Go through the data below and gather each line containing "rougher".

──────────

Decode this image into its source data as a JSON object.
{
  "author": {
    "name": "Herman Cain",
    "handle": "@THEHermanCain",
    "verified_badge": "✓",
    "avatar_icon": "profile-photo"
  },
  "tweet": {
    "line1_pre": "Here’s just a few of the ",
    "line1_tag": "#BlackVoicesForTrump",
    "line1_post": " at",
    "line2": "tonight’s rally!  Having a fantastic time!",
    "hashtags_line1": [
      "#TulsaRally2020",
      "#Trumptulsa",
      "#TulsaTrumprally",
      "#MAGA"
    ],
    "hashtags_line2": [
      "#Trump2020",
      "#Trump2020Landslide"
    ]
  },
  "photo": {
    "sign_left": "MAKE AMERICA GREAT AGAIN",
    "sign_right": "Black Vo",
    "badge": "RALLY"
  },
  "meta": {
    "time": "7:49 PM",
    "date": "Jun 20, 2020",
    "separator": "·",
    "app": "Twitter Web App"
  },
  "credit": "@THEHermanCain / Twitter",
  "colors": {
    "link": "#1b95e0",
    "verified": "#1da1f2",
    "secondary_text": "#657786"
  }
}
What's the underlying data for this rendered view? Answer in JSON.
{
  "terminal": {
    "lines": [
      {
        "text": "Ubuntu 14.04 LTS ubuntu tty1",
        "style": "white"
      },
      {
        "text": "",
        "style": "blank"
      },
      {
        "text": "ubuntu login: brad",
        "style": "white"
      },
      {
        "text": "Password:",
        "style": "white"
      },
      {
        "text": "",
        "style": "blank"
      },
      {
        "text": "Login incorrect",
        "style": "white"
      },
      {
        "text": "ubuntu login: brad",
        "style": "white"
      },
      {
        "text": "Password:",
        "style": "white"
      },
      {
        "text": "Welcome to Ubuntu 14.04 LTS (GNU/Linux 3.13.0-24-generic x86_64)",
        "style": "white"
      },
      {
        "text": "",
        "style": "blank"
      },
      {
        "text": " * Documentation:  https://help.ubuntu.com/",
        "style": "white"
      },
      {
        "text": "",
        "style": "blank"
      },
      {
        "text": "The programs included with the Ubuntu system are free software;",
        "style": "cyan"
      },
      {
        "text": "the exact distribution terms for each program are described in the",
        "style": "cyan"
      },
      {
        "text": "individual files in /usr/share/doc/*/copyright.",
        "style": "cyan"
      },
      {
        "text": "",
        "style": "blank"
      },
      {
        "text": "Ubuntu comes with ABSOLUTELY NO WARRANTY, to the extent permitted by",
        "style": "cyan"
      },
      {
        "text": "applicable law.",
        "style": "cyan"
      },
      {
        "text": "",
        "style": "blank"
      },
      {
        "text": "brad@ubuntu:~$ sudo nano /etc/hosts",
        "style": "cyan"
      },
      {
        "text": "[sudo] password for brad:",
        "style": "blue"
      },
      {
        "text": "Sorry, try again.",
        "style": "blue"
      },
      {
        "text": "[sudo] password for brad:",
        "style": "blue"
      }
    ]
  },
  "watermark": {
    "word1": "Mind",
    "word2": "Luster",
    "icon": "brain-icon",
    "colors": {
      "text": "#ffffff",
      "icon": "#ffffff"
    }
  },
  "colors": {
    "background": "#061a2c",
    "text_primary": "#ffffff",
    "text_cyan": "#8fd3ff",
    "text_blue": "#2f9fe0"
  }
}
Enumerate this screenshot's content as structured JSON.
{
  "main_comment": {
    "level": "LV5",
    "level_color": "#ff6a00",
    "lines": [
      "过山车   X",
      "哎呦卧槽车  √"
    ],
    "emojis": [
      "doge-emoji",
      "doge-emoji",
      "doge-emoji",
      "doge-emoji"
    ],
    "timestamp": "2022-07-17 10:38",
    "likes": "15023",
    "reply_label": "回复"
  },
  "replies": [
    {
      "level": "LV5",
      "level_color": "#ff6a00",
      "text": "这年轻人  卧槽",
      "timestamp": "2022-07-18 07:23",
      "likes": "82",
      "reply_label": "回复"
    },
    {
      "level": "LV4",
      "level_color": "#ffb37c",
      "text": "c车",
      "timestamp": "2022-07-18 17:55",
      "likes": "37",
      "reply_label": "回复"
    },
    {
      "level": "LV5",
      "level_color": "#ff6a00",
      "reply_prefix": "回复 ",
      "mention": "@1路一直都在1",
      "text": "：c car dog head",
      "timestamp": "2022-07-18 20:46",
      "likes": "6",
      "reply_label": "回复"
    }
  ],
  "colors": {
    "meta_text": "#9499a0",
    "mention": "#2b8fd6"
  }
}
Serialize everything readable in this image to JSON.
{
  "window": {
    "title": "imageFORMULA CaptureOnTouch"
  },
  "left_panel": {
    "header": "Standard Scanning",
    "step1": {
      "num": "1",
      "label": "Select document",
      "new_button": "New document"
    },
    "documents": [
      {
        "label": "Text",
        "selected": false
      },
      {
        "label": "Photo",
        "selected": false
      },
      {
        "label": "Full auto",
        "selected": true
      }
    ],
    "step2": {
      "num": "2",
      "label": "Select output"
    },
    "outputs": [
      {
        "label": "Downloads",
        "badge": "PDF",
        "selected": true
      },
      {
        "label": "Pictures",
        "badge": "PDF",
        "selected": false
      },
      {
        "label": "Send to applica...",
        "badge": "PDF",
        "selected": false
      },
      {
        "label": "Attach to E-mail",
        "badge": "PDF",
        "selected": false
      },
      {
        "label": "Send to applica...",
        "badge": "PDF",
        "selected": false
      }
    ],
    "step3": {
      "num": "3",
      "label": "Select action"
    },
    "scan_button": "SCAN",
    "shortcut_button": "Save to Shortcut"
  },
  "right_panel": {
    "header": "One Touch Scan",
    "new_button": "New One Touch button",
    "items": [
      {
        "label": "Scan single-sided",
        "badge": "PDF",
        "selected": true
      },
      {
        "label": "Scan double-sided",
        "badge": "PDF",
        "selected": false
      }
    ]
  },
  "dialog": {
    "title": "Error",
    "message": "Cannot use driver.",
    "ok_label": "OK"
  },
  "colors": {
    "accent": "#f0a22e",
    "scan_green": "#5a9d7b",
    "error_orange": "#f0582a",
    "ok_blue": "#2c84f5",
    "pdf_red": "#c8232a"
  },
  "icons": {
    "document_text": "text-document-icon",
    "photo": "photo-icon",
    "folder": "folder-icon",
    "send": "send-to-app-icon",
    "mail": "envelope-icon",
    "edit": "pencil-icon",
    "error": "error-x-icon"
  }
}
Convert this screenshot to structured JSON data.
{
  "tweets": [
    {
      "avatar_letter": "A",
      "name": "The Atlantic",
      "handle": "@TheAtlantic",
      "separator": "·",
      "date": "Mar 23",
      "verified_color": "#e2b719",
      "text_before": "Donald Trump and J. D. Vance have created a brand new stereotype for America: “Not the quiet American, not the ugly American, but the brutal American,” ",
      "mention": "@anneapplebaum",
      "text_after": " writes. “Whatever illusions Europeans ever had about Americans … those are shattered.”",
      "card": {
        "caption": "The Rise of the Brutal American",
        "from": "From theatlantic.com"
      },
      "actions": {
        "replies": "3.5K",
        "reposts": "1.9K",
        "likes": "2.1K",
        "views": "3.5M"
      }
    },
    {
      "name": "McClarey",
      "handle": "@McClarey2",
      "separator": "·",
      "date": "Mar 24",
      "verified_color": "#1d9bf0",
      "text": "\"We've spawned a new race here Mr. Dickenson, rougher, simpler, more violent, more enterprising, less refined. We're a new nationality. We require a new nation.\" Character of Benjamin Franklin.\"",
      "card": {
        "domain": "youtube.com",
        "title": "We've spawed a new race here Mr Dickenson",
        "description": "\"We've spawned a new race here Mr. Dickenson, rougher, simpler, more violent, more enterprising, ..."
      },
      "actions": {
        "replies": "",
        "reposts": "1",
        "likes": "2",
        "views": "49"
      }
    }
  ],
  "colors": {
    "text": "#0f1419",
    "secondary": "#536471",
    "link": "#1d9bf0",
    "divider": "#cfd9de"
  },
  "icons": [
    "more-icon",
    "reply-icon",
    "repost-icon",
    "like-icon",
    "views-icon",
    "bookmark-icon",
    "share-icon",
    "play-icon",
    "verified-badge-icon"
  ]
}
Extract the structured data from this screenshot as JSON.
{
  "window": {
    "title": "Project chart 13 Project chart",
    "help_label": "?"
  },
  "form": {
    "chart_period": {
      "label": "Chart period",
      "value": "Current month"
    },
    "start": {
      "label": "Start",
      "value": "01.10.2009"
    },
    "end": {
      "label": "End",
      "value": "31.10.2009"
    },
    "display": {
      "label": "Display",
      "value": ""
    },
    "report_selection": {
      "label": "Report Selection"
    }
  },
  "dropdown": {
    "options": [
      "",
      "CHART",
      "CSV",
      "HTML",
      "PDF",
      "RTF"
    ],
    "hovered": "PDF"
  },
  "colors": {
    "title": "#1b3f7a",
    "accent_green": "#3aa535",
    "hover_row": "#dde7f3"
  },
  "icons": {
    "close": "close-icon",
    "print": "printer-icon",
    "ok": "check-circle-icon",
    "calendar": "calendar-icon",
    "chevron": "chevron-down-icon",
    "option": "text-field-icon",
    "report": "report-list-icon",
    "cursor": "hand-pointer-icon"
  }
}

──────────

## Task answer
      "text": "\"We've spawned a new race here Mr. Dickenson, rougher, simpler, more violent, more enterprising, less refined. We're a new nationality. We require a new nation.\" Character of Benjamin Franklin.\"",
        "description": "\"We've spawned a new race here Mr. Dickenson, rougher, simpler, more violent, more enterprising, ..."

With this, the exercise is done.